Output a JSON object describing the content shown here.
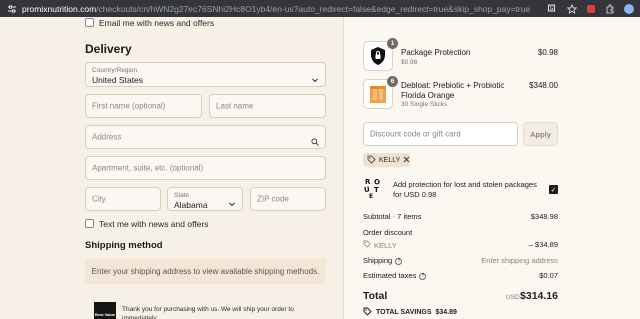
{
  "browser": {
    "url_domain": "promixnutrition.com",
    "url_rest": "/checkouts/cn/hWN2g27ec76SNhi2Hc8O1yb4/en-us?auto_redirect=false&edge_redirect=true&skip_shop_pay=true"
  },
  "email_news_label": "Email me with news and offers",
  "delivery": {
    "title": "Delivery",
    "country_label": "Country/Region",
    "country_value": "United States",
    "first_name_placeholder": "First name (optional)",
    "last_name_placeholder": "Last name",
    "address_placeholder": "Address",
    "apartment_placeholder": "Apartment, suite, etc. (optional)",
    "city_placeholder": "City",
    "state_label": "State",
    "state_value": "Alabama",
    "zip_placeholder": "ZIP code",
    "text_news_label": "Text me with news and offers"
  },
  "shipping_method": {
    "title": "Shipping method",
    "message": "Enter your shipping address to view available shipping methods."
  },
  "footer_note": {
    "badge_text": "Best Value",
    "text": "Thank you for purchasing with us. We will ship your order to immediately"
  },
  "order": {
    "items": [
      {
        "name": "Package Protection",
        "sub": "$0.98",
        "qty": "1",
        "price": "$0.98"
      },
      {
        "name": "Debloat: Prebiotic + Probiotic Florida Orange",
        "sub": "30 Single Sticks",
        "qty": "6",
        "price": "$348.00"
      }
    ],
    "discount_placeholder": "Discount code or gift card",
    "apply_label": "Apply",
    "applied_code": "KELLY",
    "protection": {
      "logo_text": "ROUTE",
      "text": "Add protection for lost and stolen packages for USD 0.98"
    },
    "subtotal_label": "Subtotal · 7 items",
    "subtotal_value": "$348.98",
    "order_discount_label": "Order discount",
    "discount_code": "KELLY",
    "discount_value": "– $34.89",
    "shipping_label": "Shipping",
    "shipping_value": "Enter shipping address",
    "taxes_label": "Estimated taxes",
    "taxes_value": "$0.07",
    "total_label": "Total",
    "total_currency": "USD",
    "total_value": "$314.16",
    "savings_label": "TOTAL SAVINGS",
    "savings_value": "$34.89"
  },
  "colors": {
    "left_bg": "#f7f0e6",
    "right_bg": "#fbf7f1",
    "shipping_box": "#f4e6d6",
    "product_orange": "#f0a24a"
  }
}
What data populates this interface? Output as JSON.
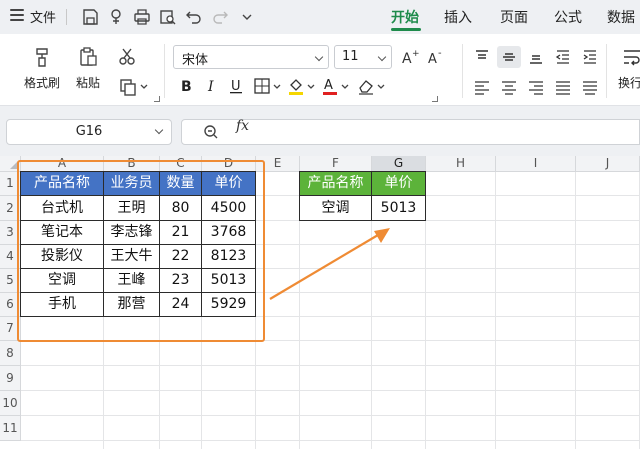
{
  "topbar": {
    "file_label": "文件",
    "tabs": [
      "开始",
      "插入",
      "页面",
      "公式",
      "数据"
    ],
    "active_tab": "开始",
    "accent": "#1e8b4b"
  },
  "ribbon": {
    "format_painter": "格式刷",
    "paste": "粘贴",
    "font_name": "宋体",
    "font_size": "11",
    "wrap_partial": "换行"
  },
  "formula_bar": {
    "name_box": "G16",
    "fx": "fx",
    "formula": ""
  },
  "sheet": {
    "columns": [
      "A",
      "B",
      "C",
      "D",
      "E",
      "F",
      "G",
      "H",
      "I",
      "J"
    ],
    "selected_column": "G",
    "rows": [
      "1",
      "2",
      "3",
      "4",
      "5",
      "6",
      "7",
      "8",
      "9",
      "10",
      "11"
    ],
    "table_header": [
      "产品名称",
      "业务员",
      "数量",
      "单价"
    ],
    "table_rows": [
      [
        "台式机",
        "王明",
        "80",
        "4500"
      ],
      [
        "笔记本",
        "李志锋",
        "21",
        "3768"
      ],
      [
        "投影仪",
        "王大牛",
        "22",
        "8123"
      ],
      [
        "空调",
        "王峰",
        "23",
        "5013"
      ],
      [
        "手机",
        "那营",
        "24",
        "5929"
      ]
    ],
    "lookup_header": [
      "产品名称",
      "单价"
    ],
    "lookup_row": [
      "空调",
      "5013"
    ],
    "colors": {
      "header_blue": "#4473c5",
      "header_green": "#5cb33a",
      "highlight_orange": "#ef8b34"
    }
  }
}
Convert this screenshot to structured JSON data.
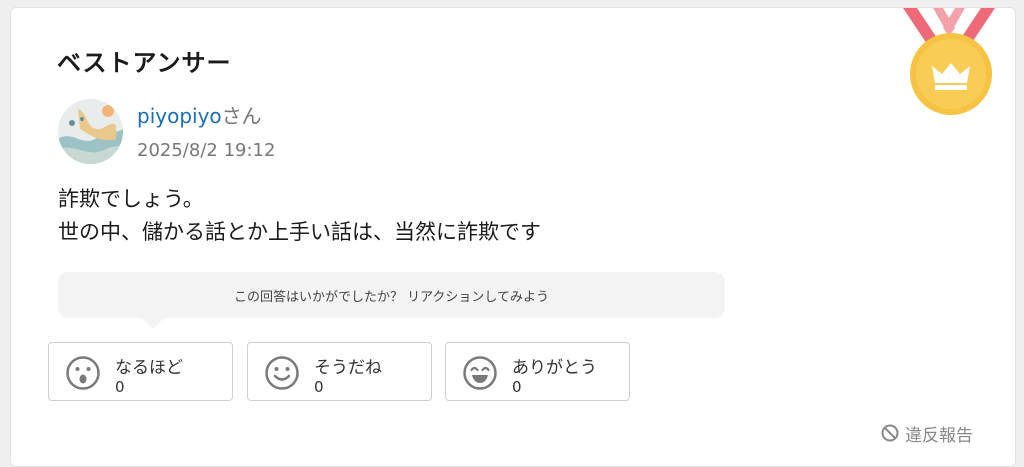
{
  "title": "ベストアンサー",
  "author": {
    "name": "piyopiyo",
    "suffix": "さん",
    "timestamp": "2025/8/2 19:12"
  },
  "answer": {
    "line1": "詐欺でしょう。",
    "line2": "世の中、儲かる話とか上手い話は、当然に詐欺です"
  },
  "reaction_prompt": "この回答はいかがでしたか？ リアクションしてみよう",
  "reactions": [
    {
      "label": "なるほど",
      "count": "0",
      "icon": "surprised-face-icon"
    },
    {
      "label": "そうだね",
      "count": "0",
      "icon": "smile-face-icon"
    },
    {
      "label": "ありがとう",
      "count": "0",
      "icon": "grin-face-icon"
    }
  ],
  "report_label": "違反報告",
  "colors": {
    "link": "#1a6fb5",
    "medal_gold": "#f6c342",
    "ribbon": "#ee6a78",
    "muted": "#777777"
  }
}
□ □ □
→ **TO DO**: Write the material out again exactly as it appears, dropping the pictures.

→ **EXPECTED OUTPUT**:
Output a JSON object describing the content shown here.
{
  "browser": {
    "url_domain": "promixnutrition.com",
    "url_rest": "/checkouts/cn/hWN2g27ec76SNhi2Hc8O1yb4/en-us?auto_redirect=false&edge_redirect=true&skip_shop_pay=true"
  },
  "email_news_label": "Email me with news and offers",
  "delivery": {
    "title": "Delivery",
    "country_label": "Country/Region",
    "country_value": "United States",
    "first_name_placeholder": "First name (optional)",
    "last_name_placeholder": "Last name",
    "address_placeholder": "Address",
    "apartment_placeholder": "Apartment, suite, etc. (optional)",
    "city_placeholder": "City",
    "state_label": "State",
    "state_value": "Alabama",
    "zip_placeholder": "ZIP code",
    "text_news_label": "Text me with news and offers"
  },
  "shipping_method": {
    "title": "Shipping method",
    "message": "Enter your shipping address to view available shipping methods."
  },
  "footer_note": {
    "badge_text": "Best Value",
    "text": "Thank you for purchasing with us. We will ship your order to immediately"
  },
  "order": {
    "items": [
      {
        "name": "Package Protection",
        "sub": "$0.98",
        "qty": "1",
        "price": "$0.98"
      },
      {
        "name": "Debloat: Prebiotic + Probiotic Florida Orange",
        "sub": "30 Single Sticks",
        "qty": "6",
        "price": "$348.00"
      }
    ],
    "discount_placeholder": "Discount code or gift card",
    "apply_label": "Apply",
    "applied_code": "KELLY",
    "protection": {
      "logo_text": "ROUTE",
      "text": "Add protection for lost and stolen packages for USD 0.98"
    },
    "subtotal_label": "Subtotal · 7 items",
    "subtotal_value": "$348.98",
    "order_discount_label": "Order discount",
    "discount_code": "KELLY",
    "discount_value": "– $34.89",
    "shipping_label": "Shipping",
    "shipping_value": "Enter shipping address",
    "taxes_label": "Estimated taxes",
    "taxes_value": "$0.07",
    "total_label": "Total",
    "total_currency": "USD",
    "total_value": "$314.16",
    "savings_label": "TOTAL SAVINGS",
    "savings_value": "$34.89"
  },
  "colors": {
    "left_bg": "#f7f0e6",
    "right_bg": "#fbf7f1",
    "shipping_box": "#f4e6d6",
    "product_orange": "#f0a24a"
  }
}
What data populates this interface? Output as JSON.
{
  "topbar": {
    "file_label": "文件",
    "tabs": [
      "开始",
      "插入",
      "页面",
      "公式",
      "数据"
    ],
    "active_tab": "开始",
    "accent": "#1e8b4b"
  },
  "ribbon": {
    "format_painter": "格式刷",
    "paste": "粘贴",
    "font_name": "宋体",
    "font_size": "11",
    "wrap_partial": "换行"
  },
  "formula_bar": {
    "name_box": "G16",
    "fx": "fx",
    "formula": ""
  },
  "sheet": {
    "columns": [
      "A",
      "B",
      "C",
      "D",
      "E",
      "F",
      "G",
      "H",
      "I",
      "J"
    ],
    "selected_column": "G",
    "rows": [
      "1",
      "2",
      "3",
      "4",
      "5",
      "6",
      "7",
      "8",
      "9",
      "10",
      "11"
    ],
    "table_header": [
      "产品名称",
      "业务员",
      "数量",
      "单价"
    ],
    "table_rows": [
      [
        "台式机",
        "王明",
        "80",
        "4500"
      ],
      [
        "笔记本",
        "李志锋",
        "21",
        "3768"
      ],
      [
        "投影仪",
        "王大牛",
        "22",
        "8123"
      ],
      [
        "空调",
        "王峰",
        "23",
        "5013"
      ],
      [
        "手机",
        "那营",
        "24",
        "5929"
      ]
    ],
    "lookup_header": [
      "产品名称",
      "单价"
    ],
    "lookup_row": [
      "空调",
      "5013"
    ],
    "colors": {
      "header_blue": "#4473c5",
      "header_green": "#5cb33a",
      "highlight_orange": "#ef8b34"
    }
  }
}
Convert this screenshot to structured JSON data.
{
  "title": "ベストアンサー",
  "author": {
    "name": "piyopiyo",
    "suffix": "さん",
    "timestamp": "2025/8/2 19:12"
  },
  "answer": {
    "line1": "詐欺でしょう。",
    "line2": "世の中、儲かる話とか上手い話は、当然に詐欺です"
  },
  "reaction_prompt": "この回答はいかがでしたか？ リアクションしてみよう",
  "reactions": [
    {
      "label": "なるほど",
      "count": "0",
      "icon": "surprised-face-icon"
    },
    {
      "label": "そうだね",
      "count": "0",
      "icon": "smile-face-icon"
    },
    {
      "label": "ありがとう",
      "count": "0",
      "icon": "grin-face-icon"
    }
  ],
  "report_label": "違反報告",
  "colors": {
    "link": "#1a6fb5",
    "medal_gold": "#f6c342",
    "ribbon": "#ee6a78",
    "muted": "#777777"
  }
}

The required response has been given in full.